--- PROVIDED ENTRIES ---
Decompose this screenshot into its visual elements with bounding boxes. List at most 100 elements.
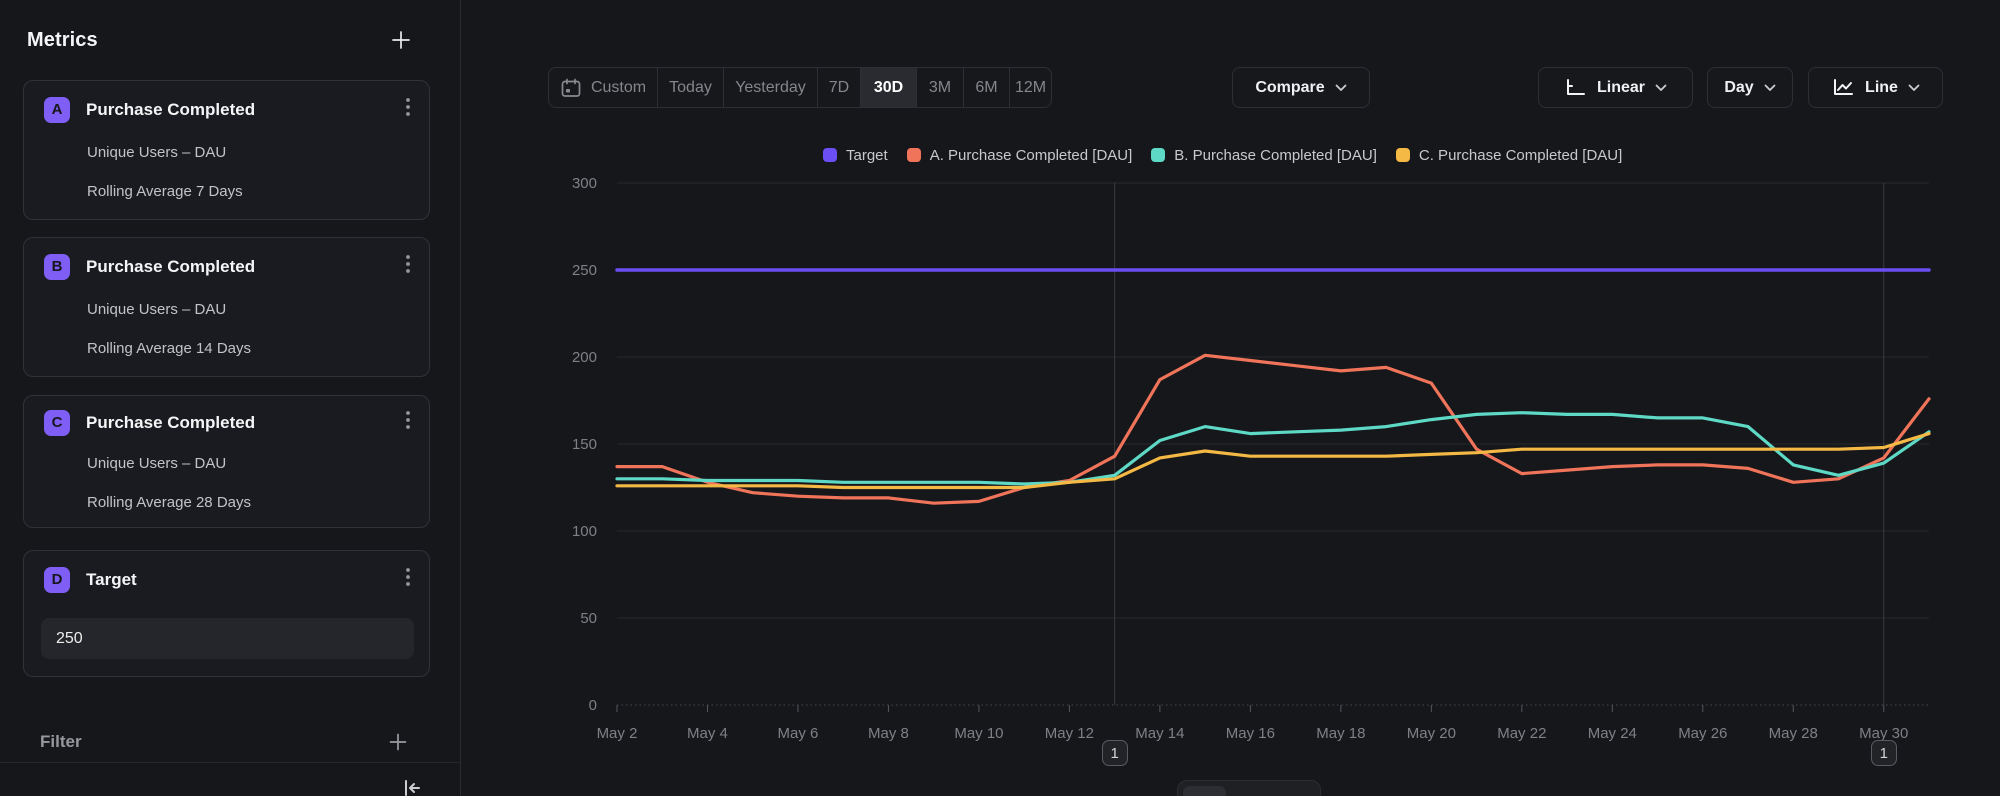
sidebar-divider (0, 762, 460, 763)
chevron-down-icon (1655, 84, 1667, 92)
target-value-input[interactable] (41, 618, 414, 659)
x-tick-label: May 24 (1588, 725, 1637, 742)
range-today[interactable]: Today (658, 68, 724, 107)
y-tick-label: 300 (572, 175, 597, 192)
chart-layout-switcher (1177, 780, 1321, 796)
x-tick-label: May 4 (687, 725, 728, 742)
add-filter-button[interactable] (388, 732, 408, 752)
date-range-control: CustomTodayYesterday7D30D3M6M12M (548, 67, 1052, 108)
kebab-menu-icon[interactable] (399, 96, 417, 123)
layout-option-small[interactable] (1272, 786, 1315, 796)
metrics-header: Metrics (27, 24, 412, 56)
chevron-down-icon (1764, 84, 1776, 92)
target-card-head: D Target (44, 566, 417, 593)
add-metric-button[interactable] (390, 29, 412, 51)
legend-swatch-a (907, 148, 921, 162)
calendar-icon (560, 78, 582, 98)
series-line-1 (617, 355, 1929, 503)
x-tick-label: May 18 (1316, 725, 1365, 742)
compare-button[interactable]: Compare (1232, 67, 1370, 108)
legend-swatch-target (823, 148, 837, 162)
granularity-select[interactable]: Day (1707, 67, 1793, 108)
metric-card-b-head: B Purchase Completed (44, 253, 417, 280)
metric-badge-a: A (44, 97, 70, 123)
x-tick-label: May 8 (868, 725, 909, 742)
x-tick-label: May 22 (1497, 725, 1546, 742)
metric-card-c-head: C Purchase Completed (44, 409, 417, 436)
metric-badge-b: B (44, 254, 70, 280)
target-card[interactable]: D Target (23, 550, 430, 677)
metric-card-a[interactable]: A Purchase Completed Unique Users – DAU … (23, 80, 430, 220)
metric-card-b[interactable]: B Purchase Completed Unique Users – DAU … (23, 237, 430, 377)
legend-label: A. Purchase Completed [DAU] (930, 147, 1133, 164)
metric-title: Purchase Completed (86, 413, 399, 433)
x-tick-label: May 12 (1045, 725, 1094, 742)
collapse-left-icon (401, 778, 423, 796)
granularity-label: Day (1724, 79, 1753, 97)
legend-label: Target (846, 147, 888, 164)
plus-icon (390, 29, 412, 51)
metric-badge-d: D (44, 567, 70, 593)
metric-rolling-average[interactable]: Rolling Average 7 Days (87, 183, 243, 200)
series-line-3 (617, 434, 1929, 488)
range-custom[interactable]: Custom (549, 68, 658, 107)
series-line-2 (617, 413, 1929, 484)
scale-label: Linear (1597, 79, 1645, 97)
x-tick-label: May 10 (954, 725, 1003, 742)
chart-type-select[interactable]: Line (1808, 67, 1943, 108)
annotation-badge[interactable]: 1 (1871, 740, 1897, 766)
metric-rolling-average[interactable]: Rolling Average 14 Days (87, 340, 251, 357)
chevron-down-icon (1335, 84, 1347, 92)
metric-title: Purchase Completed (86, 100, 399, 120)
kebab-menu-icon[interactable] (399, 253, 417, 280)
x-tick-label: May 6 (778, 725, 819, 742)
metrics-title: Metrics (27, 29, 98, 52)
range-12m[interactable]: 12M (1010, 68, 1051, 107)
metric-measurement[interactable]: Unique Users – DAU (87, 301, 226, 318)
y-tick-label: 200 (572, 349, 597, 366)
legend-item-b[interactable]: B. Purchase Completed [DAU] (1151, 147, 1377, 164)
metric-measurement[interactable]: Unique Users – DAU (87, 144, 226, 161)
sidebar: Metrics A Purchase Completed Unique User… (0, 0, 461, 796)
metric-card-a-head: A Purchase Completed (44, 96, 417, 123)
metrics-dashboard: Metrics A Purchase Completed Unique User… (0, 0, 2000, 796)
legend-label: C. Purchase Completed [DAU] (1419, 147, 1622, 164)
compare-label: Compare (1255, 79, 1324, 97)
linear-axis-icon (1564, 78, 1587, 97)
target-title: Target (86, 570, 399, 590)
legend-label: B. Purchase Completed [DAU] (1174, 147, 1377, 164)
kebab-menu-icon[interactable] (399, 409, 417, 436)
range-6m[interactable]: 6M (964, 68, 1010, 107)
chevron-down-icon (1908, 84, 1920, 92)
chart-legend: Target A. Purchase Completed [DAU] B. Pu… (823, 145, 1622, 165)
legend-item-c[interactable]: C. Purchase Completed [DAU] (1396, 147, 1622, 164)
x-tick-label: May 20 (1407, 725, 1456, 742)
legend-item-target[interactable]: Target (823, 147, 888, 164)
x-tick-label: May 28 (1769, 725, 1818, 742)
range-7d[interactable]: 7D (818, 68, 861, 107)
line-chart-icon (1831, 78, 1855, 97)
x-tick-label: May 2 (597, 725, 638, 742)
y-tick-label: 50 (580, 610, 597, 627)
scale-select[interactable]: Linear (1538, 67, 1693, 108)
metric-badge-c: C (44, 410, 70, 436)
metric-measurement[interactable]: Unique Users – DAU (87, 455, 226, 472)
layout-option-medium[interactable] (1228, 786, 1271, 796)
x-tick-label: May 16 (1226, 725, 1275, 742)
range-30d[interactable]: 30D (861, 68, 917, 107)
metric-card-c[interactable]: C Purchase Completed Unique Users – DAU … (23, 395, 430, 528)
range-yesterday[interactable]: Yesterday (724, 68, 818, 107)
layout-option-large[interactable] (1183, 786, 1226, 796)
metric-rolling-average[interactable]: Rolling Average 28 Days (87, 494, 251, 511)
y-tick-label: 250 (572, 262, 597, 279)
legend-item-a[interactable]: A. Purchase Completed [DAU] (907, 147, 1133, 164)
chart-type-label: Line (1865, 79, 1898, 97)
collapse-sidebar-button[interactable] (401, 778, 423, 796)
range-3m[interactable]: 3M (917, 68, 964, 107)
y-tick-label: 150 (572, 436, 597, 453)
annotation-badge[interactable]: 1 (1102, 740, 1128, 766)
filter-label: Filter (40, 732, 82, 752)
kebab-menu-icon[interactable] (399, 566, 417, 593)
x-tick-label: May 14 (1135, 725, 1184, 742)
plus-icon (388, 732, 408, 752)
---
■ **WORK TO DO**
In the listing above, arrange the lines from the one with "sidebar-divider (0, 762, 460, 763)" up to and including the one with "kebab-menu-icon[interactable] (399, 96, 417, 123)" as a numbered list, leaving out any blank lines.

■ **SOLUTION TO THIS PROBLEM**
1. sidebar-divider (0, 762, 460, 763)
2. chevron-down-icon (1655, 84, 1667, 92)
3. target-value-input[interactable] (41, 618, 414, 659)
4. x-tick-label: May 24 (1588, 725, 1637, 742)
5. range-today[interactable]: Today (658, 68, 724, 107)
6. y-tick-label: 300 (572, 175, 597, 192)
7. chart-layout-switcher (1177, 780, 1321, 796)
8. x-tick-label: May 4 (687, 725, 728, 742)
9. add-filter-button[interactable] (388, 732, 408, 752)
10. date-range-control: CustomTodayYesterday7D30D3M6M12M (548, 67, 1052, 108)
11. kebab-menu-icon[interactable] (399, 96, 417, 123)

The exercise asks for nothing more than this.